YOUR INSTRUCTIONS
Transcribe each of the records below exactly, excluding all pictures.
+---+
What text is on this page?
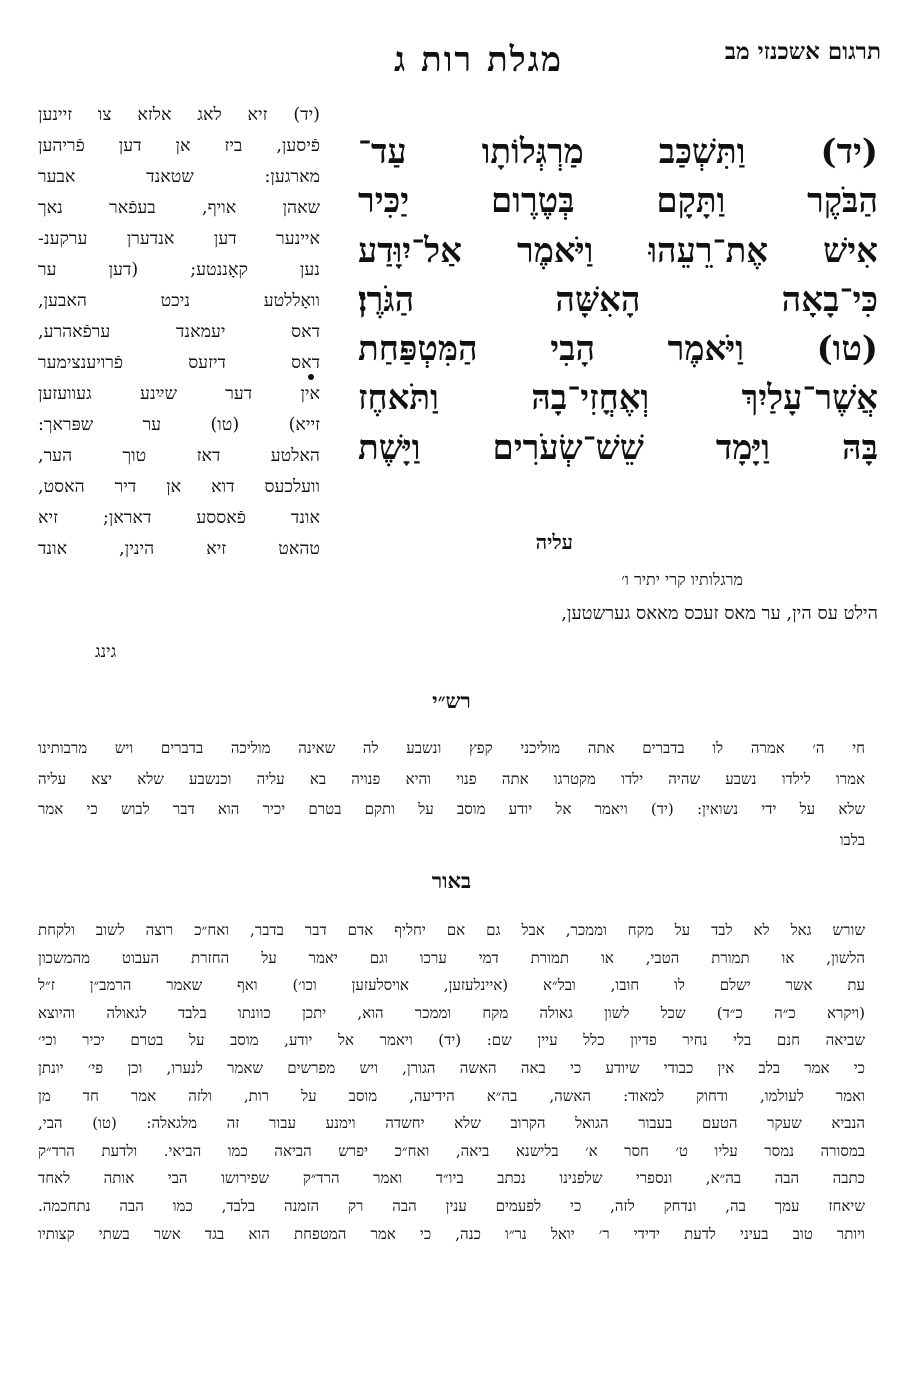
מגלת רות ג	תרגום אשכנזי מב
(יד) זיא לאג אלזא צו זיינען
פֿיסען, ביז אן דען פֿריהען
מארגען: שטאנד אבער
שאהן אויף, בעפֿאר נאך
איינער דען אנדערן ערקענ-
נען קאָננטע; (דען ער
וואָללטע ניכט האבען,
דאס יעמאנד ערפֿאהרע,
דאס דיזעס פֿרויענצימער
אין דער שײַנע געוועזען
זייא) (טו) ער שפּראך:
האלטע דאז טוך הער,
וועלכעס דוא אן דיר האסט,
אונד פֿאססע דאראן; זיא
טהאט זיא הינין, אונד
(יד) וַתִּשְׁכַּב מַרְגְּלוֹתָו עַד־
הַבֹּקֶר וַתָּקָם בְּטֶרֶום יַכִּיר
אִישׁ אֶת־רֵעֵהוּ וַיֹּאמֶר אַל־יִוָּדַע
כִּי־בָאָה הָאִשָּׁה הַגֹּרֶן׃
(טו) וַיֹּאמֶר הָבִי הַמִּטְפַּחַת
אֲשֶׁר־עָלַיִךְ וְאֶחֳזִי־בָהּ וַתֹּאחֶז
בָּהּ וַיָּמָד שֵׁשׁ־שְׂעֹרִים וַיָּשֶׁת
עליה
מרגלותיו קרי יתיר ו׳
הילט עס הין, ער מאס זעכס מאאס גערשטען,
גינג
רש״י
חי ה׳ אמרה לו בדברים אתה מוליכני קפץ ונשבע לה שאינה מוליכה בדברים ויש מרבותינו
אמרו לילדו נשבע שהיה ילדו מקטרגו אתה פנוי והיא פנויה בא עליה וכנשבע שלא יצא עליה
שלא על ידי נשואין: (יד) ויאמר אל יודע מוסב על ותקם בטרם יכיר הוא דבר לבוש כי אמר
בלבו
באור
שורש גאל לא לבד על מקח וממכר, אבל גם אם יחליף אדם דבר בדבר, ואח״כ רוצה לשוב ולקחת
הלשון, או תמורת הטבי, או תמורת דמי ערכו וגם יאמר על החזרת העבוט מהמשכון
עת אשר ישלם לו חובו, ובל״א (איינלעזען, אויסלעזען וכו׳) ואף שאמר הרמב״ן ז״ל
(ויקרא כ״ה כ״ד) שכל לשון גאולה מקח וממכר הוא, יתכן כוונתו בלבד לגאולה והיוצא
שביאה חנם בלי נחיר פדיון כלל עיין שם: (יד) ויאמר אל יודע, מוסב על בטרם יכיר וכי׳
כי אמר בלב אין כבודי שיודע כי באה האשה הגורן, ויש מפרשים שאמר לנערו, וכן פי׳ יונתן
ואמר לעולמו, ודחוק למאוד: האשה, בה״א הידיעה, מוסב על רות, ולזה אמר חד מן
הנביא שעקר הטעם בעבור הגואל הקרוב שלא יחשדה וימנע עבור זה מלגאלה: (טו) הבי,
במסורה נמסר עליו ט׳ חסר א׳ בלישנא ביאה, ואח״כ יפרש הביאה כמו הביאי. ולדעת הרד״ק
כתבה הבה בה״א, ונספרי שלפנינו נכתב ביו״ד ואמר הרד״ק שפירושו הבי אותה לאחד
שיאחז עמך בה, ונדחק לזה, כי לפעמים ענין הבה רק הזמנה בלבד, כמו הבה נתחכמה.
ויותר טוב בעיני לדעת ידידי ר׳ יואל נר״ו כנה, כי אמר המטפחת הוא בגד אשר בשתי קצותיו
+---+
RESPONSE TO THE TASK
What text is on this page?
מגלת רות ג	תרגום אשכנזי מב
(יד) זיא לאג אלזא צו זיינען
פֿיסען, ביז אן דען פֿריהען
מארגען: שטאנד אבער
שאהן אויף, בעפֿאר נאך
איינער דען אנדערן ערקענ-
נען קאָננטע; (דען ער
וואָללטע ניכט האבען,
דאס יעמאנד ערפֿאהרע,
דאס דיזעס פֿרויענצימער
אין דער שײַנע געוועזען
זייא) (טו) ער שפּראך:
האלטע דאז טוך הער,
וועלכעס דוא אן דיר האסט,
אונד פֿאססע דאראן; זיא
טהאט זיא הינין, אונד
(יד) וַתִּשְׁכַּב מַרְגְּלוֹתָו עַד־
הַבֹּקֶר וַתָּקָם בְּטֶרֶום יַכִּיר
אִישׁ אֶת־רֵעֵהוּ וַיֹּאמֶר אַל־יִוָּדַע
כִּי־בָאָה הָאִשָּׁה הַגֹּרֶן׃
(טו) וַיֹּאמֶר הָבִי הַמִּטְפַּחַת
אֲשֶׁר־עָלַיִךְ וְאֶחֳזִי־בָהּ וַתֹּאחֶז
בָּהּ וַיָּמָד שֵׁשׁ־שְׂעֹרִים וַיָּשֶׁת
עליה
מרגלותיו קרי יתיר ו׳
הילט עס הין, ער מאס זעכס מאאס גערשטען,
גינג
רש״י
חי ה׳ אמרה לו בדברים אתה מוליכני קפץ ונשבע לה שאינה מוליכה בדברים ויש מרבותינו
אמרו לילדו נשבע שהיה ילדו מקטרגו אתה פנוי והיא פנויה בא עליה וכנשבע שלא יצא עליה
שלא על ידי נשואין: (יד) ויאמר אל יודע מוסב על ותקם בטרם יכיר הוא דבר לבוש כי אמר
בלבו
באור
שורש גאל לא לבד על מקח וממכר, אבל גם אם יחליף אדם דבר בדבר, ואח״כ רוצה לשוב ולקחת
הלשון, או תמורת הטבי, או תמורת דמי ערכו וגם יאמר על החזרת העבוט מהמשכון
עת אשר ישלם לו חובו, ובל״א (איינלעזען, אויסלעזען וכו׳) ואף שאמר הרמב״ן ז״ל
(ויקרא כ״ה כ״ד) שכל לשון גאולה מקח וממכר הוא, יתכן כוונתו בלבד לגאולה והיוצא
שביאה חנם בלי נחיר פדיון כלל עיין שם: (יד) ויאמר אל יודע, מוסב על בטרם יכיר וכי׳
כי אמר בלב אין כבודי שיודע כי באה האשה הגורן, ויש מפרשים שאמר לנערו, וכן פי׳ יונתן
ואמר לעולמו, ודחוק למאוד: האשה, בה״א הידיעה, מוסב על רות, ולזה אמר חד מן
הנביא שעקר הטעם בעבור הגואל הקרוב שלא יחשדה וימנע עבור זה מלגאלה: (טו) הבי,
במסורה נמסר עליו ט׳ חסר א׳ בלישנא ביאה, ואח״כ יפרש הביאה כמו הביאי. ולדעת הרד״ק
כתבה הבה בה״א, ונספרי שלפנינו נכתב ביו״ד ואמר הרד״ק שפירושו הבי אותה לאחד
שיאחז עמך בה, ונדחק לזה, כי לפעמים ענין הבה רק הזמנה בלבד, כמו הבה נתחכמה.
ויותר טוב בעיני לדעת ידידי ר׳ יואל נר״ו כנה, כי אמר המטפחת הוא בגד אשר בשתי קצותיו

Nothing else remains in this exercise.